TASK OBJECTIVE
Repeat the lines that follow, leaving nothing out.

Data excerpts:
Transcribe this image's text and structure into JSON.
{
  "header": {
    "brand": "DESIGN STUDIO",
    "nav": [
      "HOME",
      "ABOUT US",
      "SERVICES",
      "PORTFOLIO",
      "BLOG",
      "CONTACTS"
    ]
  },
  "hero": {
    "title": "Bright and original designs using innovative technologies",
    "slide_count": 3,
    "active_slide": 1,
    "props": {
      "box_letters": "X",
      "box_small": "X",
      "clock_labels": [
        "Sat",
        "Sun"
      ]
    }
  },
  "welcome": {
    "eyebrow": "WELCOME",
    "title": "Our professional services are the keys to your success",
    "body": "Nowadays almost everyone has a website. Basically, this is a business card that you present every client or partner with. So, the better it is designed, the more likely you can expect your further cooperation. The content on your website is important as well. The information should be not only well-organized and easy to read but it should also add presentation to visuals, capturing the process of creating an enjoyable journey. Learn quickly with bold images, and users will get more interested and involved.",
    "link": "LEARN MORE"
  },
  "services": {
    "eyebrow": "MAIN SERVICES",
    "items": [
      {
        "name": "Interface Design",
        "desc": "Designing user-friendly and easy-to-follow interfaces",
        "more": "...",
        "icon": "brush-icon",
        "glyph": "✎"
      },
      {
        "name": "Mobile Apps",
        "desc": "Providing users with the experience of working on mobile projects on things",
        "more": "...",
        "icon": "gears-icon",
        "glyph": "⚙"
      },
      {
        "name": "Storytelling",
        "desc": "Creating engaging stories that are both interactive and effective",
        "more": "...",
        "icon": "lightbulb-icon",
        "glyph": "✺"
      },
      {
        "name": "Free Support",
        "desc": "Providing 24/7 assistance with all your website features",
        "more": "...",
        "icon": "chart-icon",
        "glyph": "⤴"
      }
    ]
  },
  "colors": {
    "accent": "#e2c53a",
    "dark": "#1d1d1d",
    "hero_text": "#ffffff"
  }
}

EXERCISE RESULT
Transcribe this image's text and structure into JSON.
{
  "header": {
    "brand": "DESIGN STUDIO",
    "nav": [
      "HOME",
      "ABOUT US",
      "SERVICES",
      "PORTFOLIO",
      "BLOG",
      "CONTACTS"
    ]
  },
  "hero": {
    "title": "Bright and original designs using innovative technologies",
    "slide_count": 3,
    "active_slide": 1,
    "props": {
      "box_letters": "X",
      "box_small": "X",
      "clock_labels": [
        "Sat",
        "Sun"
      ]
    }
  },
  "welcome": {
    "eyebrow": "WELCOME",
    "title": "Our professional services are the keys to your success",
    "body": "Nowadays almost everyone has a website. Basically, this is a business card that you present every client or partner with. So, the better it is designed, the more likely you can expect your further cooperation. The content on your website is important as well. The information should be not only well-organized and easy to read but it should also add presentation to visuals, capturing the process of creating an enjoyable journey. Learn quickly with bold images, and users will get more interested and involved.",
    "link": "LEARN MORE"
  },
  "services": {
    "eyebrow": "MAIN SERVICES",
    "items": [
      {
        "name": "Interface Design",
        "desc": "Designing user-friendly and easy-to-follow interfaces",
        "more": "...",
        "icon": "brush-icon",
        "glyph": "✎"
      },
      {
        "name": "Mobile Apps",
        "desc": "Providing users with the experience of working on mobile projects on things",
        "more": "...",
        "icon": "gears-icon",
        "glyph": "⚙"
      },
      {
        "name": "Storytelling",
        "desc": "Creating engaging stories that are both interactive and effective",
        "more": "...",
        "icon": "lightbulb-icon",
        "glyph": "✺"
      },
      {
        "name": "Free Support",
        "desc": "Providing 24/7 assistance with all your website features",
        "more": "...",
        "icon": "chart-icon",
        "glyph": "⤴"
      }
    ]
  },
  "colors": {
    "accent": "#e2c53a",
    "dark": "#1d1d1d",
    "hero_text": "#ffffff"
  }
}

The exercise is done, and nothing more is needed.